§ DIRECTIONS FOR THIS TASK
Reproduce this listing in full.

········

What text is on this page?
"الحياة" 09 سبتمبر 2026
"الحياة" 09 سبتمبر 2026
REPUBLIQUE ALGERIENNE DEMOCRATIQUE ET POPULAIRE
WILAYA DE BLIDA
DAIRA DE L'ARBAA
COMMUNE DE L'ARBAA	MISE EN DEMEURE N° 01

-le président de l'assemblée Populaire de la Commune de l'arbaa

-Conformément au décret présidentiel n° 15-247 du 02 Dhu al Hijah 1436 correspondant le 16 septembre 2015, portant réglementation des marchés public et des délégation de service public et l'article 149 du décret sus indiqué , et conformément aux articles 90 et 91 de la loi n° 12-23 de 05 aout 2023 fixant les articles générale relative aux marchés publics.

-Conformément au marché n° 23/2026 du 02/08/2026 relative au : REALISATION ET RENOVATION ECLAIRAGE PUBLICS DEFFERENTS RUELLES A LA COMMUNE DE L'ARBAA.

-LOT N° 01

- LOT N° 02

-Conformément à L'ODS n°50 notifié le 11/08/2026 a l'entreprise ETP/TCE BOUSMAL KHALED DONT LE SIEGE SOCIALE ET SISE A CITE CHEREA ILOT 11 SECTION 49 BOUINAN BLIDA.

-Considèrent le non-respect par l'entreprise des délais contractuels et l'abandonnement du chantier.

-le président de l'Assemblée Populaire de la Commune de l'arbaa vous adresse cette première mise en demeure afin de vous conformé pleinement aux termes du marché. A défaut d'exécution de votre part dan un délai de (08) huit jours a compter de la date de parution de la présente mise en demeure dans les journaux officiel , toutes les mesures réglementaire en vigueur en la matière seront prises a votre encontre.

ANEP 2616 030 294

········

§ REPLY TO THE TASK
What text is on this page?
"الحياة" 09 سبتمبر 2026
"الحياة" 09 سبتمبر 2026
REPUBLIQUE ALGERIENNE DEMOCRATIQUE ET POPULAIRE
WILAYA DE BLIDA
DAIRA DE L'ARBAA
COMMUNE DE L'ARBAA	MISE EN DEMEURE N° 01

-le président de l'assemblée Populaire de la Commune de l'arbaa

-Conformément au décret présidentiel n° 15-247 du 02 Dhu al Hijah 1436 correspondant le 16 septembre 2015, portant réglementation des marchés public et des délégation de service public et l'article 149 du décret sus indiqué , et conformément aux articles 90 et 91 de la loi n° 12-23 de 05 aout 2023 fixant les articles générale relative aux marchés publics.

-Conformément au marché n° 23/2026 du 02/08/2026 relative au : REALISATION ET RENOVATION ECLAIRAGE PUBLICS DEFFERENTS RUELLES A LA COMMUNE DE L'ARBAA.

-LOT N° 01

- LOT N° 02

-Conformément à L'ODS n°50 notifié le 11/08/2026 a l'entreprise ETP/TCE BOUSMAL KHALED DONT LE SIEGE SOCIALE ET SISE A CITE CHEREA ILOT 11 SECTION 49 BOUINAN BLIDA.

-Considèrent le non-respect par l'entreprise des délais contractuels et l'abandonnement du chantier.

-le président de l'Assemblée Populaire de la Commune de l'arbaa vous adresse cette première mise en demeure afin de vous conformé pleinement aux termes du marché. A défaut d'exécution de votre part dan un délai de (08) huit jours a compter de la date de parution de la présente mise en demeure dans les journaux officiel , toutes les mesures réglementaire en vigueur en la matière seront prises a votre encontre.

ANEP 2616 030 294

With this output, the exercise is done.